Identify all lines in the data containing the string "işçiye". Copy them out.

── Supplied material

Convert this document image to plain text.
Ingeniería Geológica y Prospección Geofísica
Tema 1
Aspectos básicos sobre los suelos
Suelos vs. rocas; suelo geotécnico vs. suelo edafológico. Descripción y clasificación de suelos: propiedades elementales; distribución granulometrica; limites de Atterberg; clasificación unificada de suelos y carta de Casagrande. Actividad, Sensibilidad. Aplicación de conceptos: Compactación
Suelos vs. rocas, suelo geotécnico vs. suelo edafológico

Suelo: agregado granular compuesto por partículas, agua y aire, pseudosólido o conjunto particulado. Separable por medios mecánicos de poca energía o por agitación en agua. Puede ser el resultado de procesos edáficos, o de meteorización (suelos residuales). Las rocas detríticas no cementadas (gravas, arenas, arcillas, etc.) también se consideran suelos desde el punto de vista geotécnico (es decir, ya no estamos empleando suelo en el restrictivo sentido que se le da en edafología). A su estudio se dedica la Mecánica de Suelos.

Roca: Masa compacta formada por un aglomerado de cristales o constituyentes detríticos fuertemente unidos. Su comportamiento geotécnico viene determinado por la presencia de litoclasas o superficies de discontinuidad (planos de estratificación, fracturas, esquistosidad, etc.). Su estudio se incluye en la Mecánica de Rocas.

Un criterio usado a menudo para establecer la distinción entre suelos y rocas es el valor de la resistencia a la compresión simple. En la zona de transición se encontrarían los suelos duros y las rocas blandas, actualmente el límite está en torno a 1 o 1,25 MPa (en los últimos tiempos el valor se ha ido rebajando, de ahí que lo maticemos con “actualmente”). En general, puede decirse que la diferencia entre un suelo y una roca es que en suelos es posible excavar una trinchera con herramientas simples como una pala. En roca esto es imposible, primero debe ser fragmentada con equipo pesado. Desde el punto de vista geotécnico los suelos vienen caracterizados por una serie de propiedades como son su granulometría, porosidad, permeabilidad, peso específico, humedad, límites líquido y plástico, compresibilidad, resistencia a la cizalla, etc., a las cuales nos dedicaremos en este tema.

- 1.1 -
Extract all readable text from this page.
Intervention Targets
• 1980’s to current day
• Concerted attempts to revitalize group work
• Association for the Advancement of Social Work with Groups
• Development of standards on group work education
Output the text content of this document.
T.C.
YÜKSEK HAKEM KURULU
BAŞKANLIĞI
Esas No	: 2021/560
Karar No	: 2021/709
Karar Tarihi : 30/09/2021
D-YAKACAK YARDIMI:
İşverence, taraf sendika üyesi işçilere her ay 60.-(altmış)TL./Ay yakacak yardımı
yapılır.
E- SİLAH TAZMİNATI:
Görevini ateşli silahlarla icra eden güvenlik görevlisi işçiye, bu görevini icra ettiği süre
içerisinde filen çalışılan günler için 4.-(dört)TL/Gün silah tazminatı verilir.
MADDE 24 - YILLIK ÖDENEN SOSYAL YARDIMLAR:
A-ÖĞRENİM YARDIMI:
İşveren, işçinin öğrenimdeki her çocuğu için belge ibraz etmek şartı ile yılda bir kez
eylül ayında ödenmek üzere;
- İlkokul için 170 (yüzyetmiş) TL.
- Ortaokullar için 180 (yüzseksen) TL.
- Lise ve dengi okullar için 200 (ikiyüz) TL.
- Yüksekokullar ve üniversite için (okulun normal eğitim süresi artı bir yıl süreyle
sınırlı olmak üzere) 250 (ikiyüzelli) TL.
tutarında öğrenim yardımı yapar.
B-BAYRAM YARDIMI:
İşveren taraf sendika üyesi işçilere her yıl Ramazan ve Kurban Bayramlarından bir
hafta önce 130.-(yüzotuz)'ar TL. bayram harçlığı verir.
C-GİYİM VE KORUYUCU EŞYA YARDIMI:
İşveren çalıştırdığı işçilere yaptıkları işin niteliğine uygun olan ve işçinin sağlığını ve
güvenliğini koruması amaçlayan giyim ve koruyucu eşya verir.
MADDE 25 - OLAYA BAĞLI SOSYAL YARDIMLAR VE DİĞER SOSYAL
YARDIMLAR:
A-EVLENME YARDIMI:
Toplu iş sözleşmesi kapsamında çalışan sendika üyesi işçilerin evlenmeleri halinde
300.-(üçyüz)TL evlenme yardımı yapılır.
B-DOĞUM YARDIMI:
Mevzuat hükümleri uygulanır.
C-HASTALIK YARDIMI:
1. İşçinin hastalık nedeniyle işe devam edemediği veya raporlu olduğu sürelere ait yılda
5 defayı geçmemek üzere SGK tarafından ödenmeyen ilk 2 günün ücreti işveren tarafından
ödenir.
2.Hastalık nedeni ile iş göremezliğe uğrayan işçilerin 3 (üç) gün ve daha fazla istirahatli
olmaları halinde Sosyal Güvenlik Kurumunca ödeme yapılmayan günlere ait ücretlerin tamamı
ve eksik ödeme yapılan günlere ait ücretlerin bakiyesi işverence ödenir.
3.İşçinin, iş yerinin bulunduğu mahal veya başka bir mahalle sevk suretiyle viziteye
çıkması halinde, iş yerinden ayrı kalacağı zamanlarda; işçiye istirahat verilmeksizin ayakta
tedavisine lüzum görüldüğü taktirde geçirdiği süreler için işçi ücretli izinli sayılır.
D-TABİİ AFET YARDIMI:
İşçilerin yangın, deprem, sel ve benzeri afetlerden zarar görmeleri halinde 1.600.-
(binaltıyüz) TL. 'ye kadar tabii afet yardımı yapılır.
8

────

▶ _Written solution_:
Görevini ateşli silahlarla icra eden güvenlik görevlisi işçiye, bu görevini icra ettiği süre
çıkması halinde, iş yerinden ayrı kalacağı zamanlarda; işçiye istirahat verilmeksizin ayakta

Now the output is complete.